* What to do
The records that follow must be reproduced in full, exactly as written.

* Exercise input
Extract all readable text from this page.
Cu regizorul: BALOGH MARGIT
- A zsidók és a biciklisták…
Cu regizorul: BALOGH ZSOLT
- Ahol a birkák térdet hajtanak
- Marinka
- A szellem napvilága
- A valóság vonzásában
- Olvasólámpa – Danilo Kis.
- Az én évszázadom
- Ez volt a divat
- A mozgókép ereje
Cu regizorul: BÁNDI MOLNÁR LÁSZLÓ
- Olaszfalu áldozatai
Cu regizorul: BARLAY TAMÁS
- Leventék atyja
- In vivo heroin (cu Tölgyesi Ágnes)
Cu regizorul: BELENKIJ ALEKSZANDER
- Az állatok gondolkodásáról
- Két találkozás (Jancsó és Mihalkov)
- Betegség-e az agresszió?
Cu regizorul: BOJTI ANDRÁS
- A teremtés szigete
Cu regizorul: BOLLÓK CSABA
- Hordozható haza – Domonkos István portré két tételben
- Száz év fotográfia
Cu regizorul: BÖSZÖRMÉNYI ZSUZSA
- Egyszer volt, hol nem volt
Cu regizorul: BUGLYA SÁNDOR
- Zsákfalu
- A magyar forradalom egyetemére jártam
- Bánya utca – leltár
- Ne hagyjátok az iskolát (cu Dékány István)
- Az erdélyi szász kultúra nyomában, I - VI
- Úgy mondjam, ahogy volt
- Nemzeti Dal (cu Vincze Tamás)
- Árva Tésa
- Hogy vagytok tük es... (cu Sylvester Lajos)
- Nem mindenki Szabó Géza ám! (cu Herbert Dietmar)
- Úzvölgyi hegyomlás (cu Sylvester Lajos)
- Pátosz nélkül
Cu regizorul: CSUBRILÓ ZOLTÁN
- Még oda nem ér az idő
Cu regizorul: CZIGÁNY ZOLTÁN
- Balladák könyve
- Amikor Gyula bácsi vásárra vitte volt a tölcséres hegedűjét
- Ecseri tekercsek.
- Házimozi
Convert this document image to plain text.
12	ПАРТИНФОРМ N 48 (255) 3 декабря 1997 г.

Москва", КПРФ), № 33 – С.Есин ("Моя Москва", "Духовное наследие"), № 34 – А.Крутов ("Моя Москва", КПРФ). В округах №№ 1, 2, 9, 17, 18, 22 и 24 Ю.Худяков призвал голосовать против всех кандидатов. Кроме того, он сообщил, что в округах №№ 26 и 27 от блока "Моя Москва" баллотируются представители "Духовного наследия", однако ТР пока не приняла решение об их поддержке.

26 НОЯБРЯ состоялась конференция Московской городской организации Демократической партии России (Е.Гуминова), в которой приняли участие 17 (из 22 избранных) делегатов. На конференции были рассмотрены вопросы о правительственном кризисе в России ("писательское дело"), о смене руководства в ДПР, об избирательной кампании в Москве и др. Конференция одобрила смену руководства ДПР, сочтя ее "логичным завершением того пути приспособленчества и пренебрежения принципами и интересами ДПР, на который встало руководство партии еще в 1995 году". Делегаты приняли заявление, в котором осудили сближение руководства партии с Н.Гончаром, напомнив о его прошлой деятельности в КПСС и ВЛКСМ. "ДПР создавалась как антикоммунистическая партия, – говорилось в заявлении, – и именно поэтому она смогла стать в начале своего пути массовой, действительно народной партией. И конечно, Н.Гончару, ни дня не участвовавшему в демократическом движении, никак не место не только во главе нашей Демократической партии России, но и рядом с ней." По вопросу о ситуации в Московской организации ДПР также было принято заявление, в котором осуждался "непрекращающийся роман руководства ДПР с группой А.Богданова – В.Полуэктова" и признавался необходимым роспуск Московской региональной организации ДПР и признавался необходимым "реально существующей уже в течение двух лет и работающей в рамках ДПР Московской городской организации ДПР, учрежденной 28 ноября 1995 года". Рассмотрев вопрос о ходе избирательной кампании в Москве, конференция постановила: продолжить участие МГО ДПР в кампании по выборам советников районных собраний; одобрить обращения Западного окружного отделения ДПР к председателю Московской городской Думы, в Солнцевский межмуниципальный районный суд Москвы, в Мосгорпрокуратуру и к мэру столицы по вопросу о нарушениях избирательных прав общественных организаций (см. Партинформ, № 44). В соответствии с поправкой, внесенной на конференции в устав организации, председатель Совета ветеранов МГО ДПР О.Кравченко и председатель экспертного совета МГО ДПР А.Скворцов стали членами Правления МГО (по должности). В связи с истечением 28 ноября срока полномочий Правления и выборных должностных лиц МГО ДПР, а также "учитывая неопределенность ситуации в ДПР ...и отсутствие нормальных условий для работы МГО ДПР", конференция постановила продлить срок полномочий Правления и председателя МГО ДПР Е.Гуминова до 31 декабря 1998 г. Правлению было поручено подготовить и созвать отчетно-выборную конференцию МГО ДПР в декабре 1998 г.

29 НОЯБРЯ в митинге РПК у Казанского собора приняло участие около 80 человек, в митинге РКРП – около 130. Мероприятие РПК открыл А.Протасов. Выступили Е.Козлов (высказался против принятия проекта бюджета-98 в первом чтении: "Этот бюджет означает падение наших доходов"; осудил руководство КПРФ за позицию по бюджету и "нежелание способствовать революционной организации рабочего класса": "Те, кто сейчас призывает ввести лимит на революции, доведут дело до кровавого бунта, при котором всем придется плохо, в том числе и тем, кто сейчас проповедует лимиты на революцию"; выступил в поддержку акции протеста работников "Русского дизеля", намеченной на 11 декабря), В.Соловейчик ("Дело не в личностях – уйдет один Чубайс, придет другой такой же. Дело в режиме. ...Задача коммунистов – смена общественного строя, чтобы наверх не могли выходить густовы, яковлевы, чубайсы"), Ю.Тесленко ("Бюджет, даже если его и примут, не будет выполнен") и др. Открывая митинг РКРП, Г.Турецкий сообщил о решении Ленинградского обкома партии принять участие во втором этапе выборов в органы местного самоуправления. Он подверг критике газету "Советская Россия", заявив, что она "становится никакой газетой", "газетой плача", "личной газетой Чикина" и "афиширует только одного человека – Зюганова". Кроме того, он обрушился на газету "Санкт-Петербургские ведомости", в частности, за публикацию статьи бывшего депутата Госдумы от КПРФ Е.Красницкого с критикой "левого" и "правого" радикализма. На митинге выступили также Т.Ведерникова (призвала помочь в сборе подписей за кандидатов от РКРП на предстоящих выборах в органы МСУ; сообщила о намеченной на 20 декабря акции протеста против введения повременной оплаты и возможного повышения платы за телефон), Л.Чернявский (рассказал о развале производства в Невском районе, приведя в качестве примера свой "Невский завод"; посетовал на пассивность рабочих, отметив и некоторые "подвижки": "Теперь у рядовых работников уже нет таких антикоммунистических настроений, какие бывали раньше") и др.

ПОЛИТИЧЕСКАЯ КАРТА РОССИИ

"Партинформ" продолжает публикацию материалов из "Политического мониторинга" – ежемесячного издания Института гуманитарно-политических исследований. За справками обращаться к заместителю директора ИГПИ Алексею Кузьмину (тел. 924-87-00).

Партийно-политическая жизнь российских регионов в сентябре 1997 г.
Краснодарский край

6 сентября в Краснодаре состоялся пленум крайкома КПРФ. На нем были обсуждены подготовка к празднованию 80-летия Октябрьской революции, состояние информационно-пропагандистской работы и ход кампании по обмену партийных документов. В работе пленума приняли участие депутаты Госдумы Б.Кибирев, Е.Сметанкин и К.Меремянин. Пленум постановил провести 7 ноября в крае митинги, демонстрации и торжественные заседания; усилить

* Task answer
Extract all readable text from this page.
Cu regizorul: BALOGH MARGIT
- A zsidók és a biciklisták…
Cu regizorul: BALOGH ZSOLT
- Ahol a birkák térdet hajtanak
- Marinka
- A szellem napvilága
- A valóság vonzásában
- Olvasólámpa – Danilo Kis.
- Az én évszázadom
- Ez volt a divat
- A mozgókép ereje
Cu regizorul: BÁNDI MOLNÁR LÁSZLÓ
- Olaszfalu áldozatai
Cu regizorul: BARLAY TAMÁS
- Leventék atyja
- In vivo heroin (cu Tölgyesi Ágnes)
Cu regizorul: BELENKIJ ALEKSZANDER
- Az állatok gondolkodásáról
- Két találkozás (Jancsó és Mihalkov)
- Betegség-e az agresszió?
Cu regizorul: BOJTI ANDRÁS
- A teremtés szigete
Cu regizorul: BOLLÓK CSABA
- Hordozható haza – Domonkos István portré két tételben
- Száz év fotográfia
Cu regizorul: BÖSZÖRMÉNYI ZSUZSA
- Egyszer volt, hol nem volt
Cu regizorul: BUGLYA SÁNDOR
- Zsákfalu
- A magyar forradalom egyetemére jártam
- Bánya utca – leltár
- Ne hagyjátok az iskolát (cu Dékány István)
- Az erdélyi szász kultúra nyomában, I - VI
- Úgy mondjam, ahogy volt
- Nemzeti Dal (cu Vincze Tamás)
- Árva Tésa
- Hogy vagytok tük es... (cu Sylvester Lajos)
- Nem mindenki Szabó Géza ám! (cu Herbert Dietmar)
- Úzvölgyi hegyomlás (cu Sylvester Lajos)
- Pátosz nélkül
Cu regizorul: CSUBRILÓ ZOLTÁN
- Még oda nem ér az idő
Cu regizorul: CZIGÁNY ZOLTÁN
- Balladák könyve
- Amikor Gyula bácsi vásárra vitte volt a tölcséres hegedűjét
- Ecseri tekercsek.
- Házimozi
Convert this document image to plain text.
12	ПАРТИНФОРМ N 48 (255) 3 декабря 1997 г.

Москва", КПРФ), № 33 – С.Есин ("Моя Москва", "Духовное наследие"), № 34 – А.Крутов ("Моя Москва", КПРФ). В округах №№ 1, 2, 9, 17, 18, 22 и 24 Ю.Худяков призвал голосовать против всех кандидатов. Кроме того, он сообщил, что в округах №№ 26 и 27 от блока "Моя Москва" баллотируются представители "Духовного наследия", однако ТР пока не приняла решение об их поддержке.

26 НОЯБРЯ состоялась конференция Московской городской организации Демократической партии России (Е.Гуминова), в которой приняли участие 17 (из 22 избранных) делегатов. На конференции были рассмотрены вопросы о правительственном кризисе в России ("писательское дело"), о смене руководства в ДПР, об избирательной кампании в Москве и др. Конференция одобрила смену руководства ДПР, сочтя ее "логичным завершением того пути приспособленчества и пренебрежения принципами и интересами ДПР, на который встало руководство партии еще в 1995 году". Делегаты приняли заявление, в котором осудили сближение руководства партии с Н.Гончаром, напомнив о его прошлой деятельности в КПСС и ВЛКСМ. "ДПР создавалась как антикоммунистическая партия, – говорилось в заявлении, – и именно поэтому она смогла стать в начале своего пути массовой, действительно народной партией. И конечно, Н.Гончару, ни дня не участвовавшему в демократическом движении, никак не место не только во главе нашей Демократической партии России, но и рядом с ней." По вопросу о ситуации в Московской организации ДПР также было принято заявление, в котором осуждался "непрекращающийся роман руководства ДПР с группой А.Богданова – В.Полуэктова" и признавался необходимым роспуск Московской региональной организации ДПР и признавался необходимым "реально существующей уже в течение двух лет и работающей в рамках ДПР Московской городской организации ДПР, учрежденной 28 ноября 1995 года". Рассмотрев вопрос о ходе избирательной кампании в Москве, конференция постановила: продолжить участие МГО ДПР в кампании по выборам советников районных собраний; одобрить обращения Западного окружного отделения ДПР к председателю Московской городской Думы, в Солнцевский межмуниципальный районный суд Москвы, в Мосгорпрокуратуру и к мэру столицы по вопросу о нарушениях избирательных прав общественных организаций (см. Партинформ, № 44). В соответствии с поправкой, внесенной на конференции в устав организации, председатель Совета ветеранов МГО ДПР О.Кравченко и председатель экспертного совета МГО ДПР А.Скворцов стали членами Правления МГО (по должности). В связи с истечением 28 ноября срока полномочий Правления и выборных должностных лиц МГО ДПР, а также "учитывая неопределенность ситуации в ДПР ...и отсутствие нормальных условий для работы МГО ДПР", конференция постановила продлить срок полномочий Правления и председателя МГО ДПР Е.Гуминова до 31 декабря 1998 г. Правлению было поручено подготовить и созвать отчетно-выборную конференцию МГО ДПР в декабре 1998 г.

29 НОЯБРЯ в митинге РПК у Казанского собора приняло участие около 80 человек, в митинге РКРП – около 130. Мероприятие РПК открыл А.Протасов. Выступили Е.Козлов (высказался против принятия проекта бюджета-98 в первом чтении: "Этот бюджет означает падение наших доходов"; осудил руководство КПРФ за позицию по бюджету и "нежелание способствовать революционной организации рабочего класса": "Те, кто сейчас призывает ввести лимит на революции, доведут дело до кровавого бунта, при котором всем придется плохо, в том числе и тем, кто сейчас проповедует лимиты на революцию"; выступил в поддержку акции протеста работников "Русского дизеля", намеченной на 11 декабря), В.Соловейчик ("Дело не в личностях – уйдет один Чубайс, придет другой такой же. Дело в режиме. ...Задача коммунистов – смена общественного строя, чтобы наверх не могли выходить густовы, яковлевы, чубайсы"), Ю.Тесленко ("Бюджет, даже если его и примут, не будет выполнен") и др. Открывая митинг РКРП, Г.Турецкий сообщил о решении Ленинградского обкома партии принять участие во втором этапе выборов в органы местного самоуправления. Он подверг критике газету "Советская Россия", заявив, что она "становится никакой газетой", "газетой плача", "личной газетой Чикина" и "афиширует только одного человека – Зюганова". Кроме того, он обрушился на газету "Санкт-Петербургские ведомости", в частности, за публикацию статьи бывшего депутата Госдумы от КПРФ Е.Красницкого с критикой "левого" и "правого" радикализма. На митинге выступили также Т.Ведерникова (призвала помочь в сборе подписей за кандидатов от РКРП на предстоящих выборах в органы МСУ; сообщила о намеченной на 20 декабря акции протеста против введения повременной оплаты и возможного повышения платы за телефон), Л.Чернявский (рассказал о развале производства в Невском районе, приведя в качестве примера свой "Невский завод"; посетовал на пассивность рабочих, отметив и некоторые "подвижки": "Теперь у рядовых работников уже нет таких антикоммунистических настроений, какие бывали раньше") и др.

ПОЛИТИЧЕСКАЯ КАРТА РОССИИ

"Партинформ" продолжает публикацию материалов из "Политического мониторинга" – ежемесячного издания Института гуманитарно-политических исследований. За справками обращаться к заместителю директора ИГПИ Алексею Кузьмину (тел. 924-87-00).

Партийно-политическая жизнь российских регионов в сентябре 1997 г.
Краснодарский край

6 сентября в Краснодаре состоялся пленум крайкома КПРФ. На нем были обсуждены подготовка к празднованию 80-летия Октябрьской революции, состояние информационно-пропагандистской работы и ход кампании по обмену партийных документов. В работе пленума приняли участие депутаты Госдумы Б.Кибирев, Е.Сметанкин и К.Меремянин. Пленум постановил провести 7 ноября в крае митинги, демонстрации и торжественные заседания; усилить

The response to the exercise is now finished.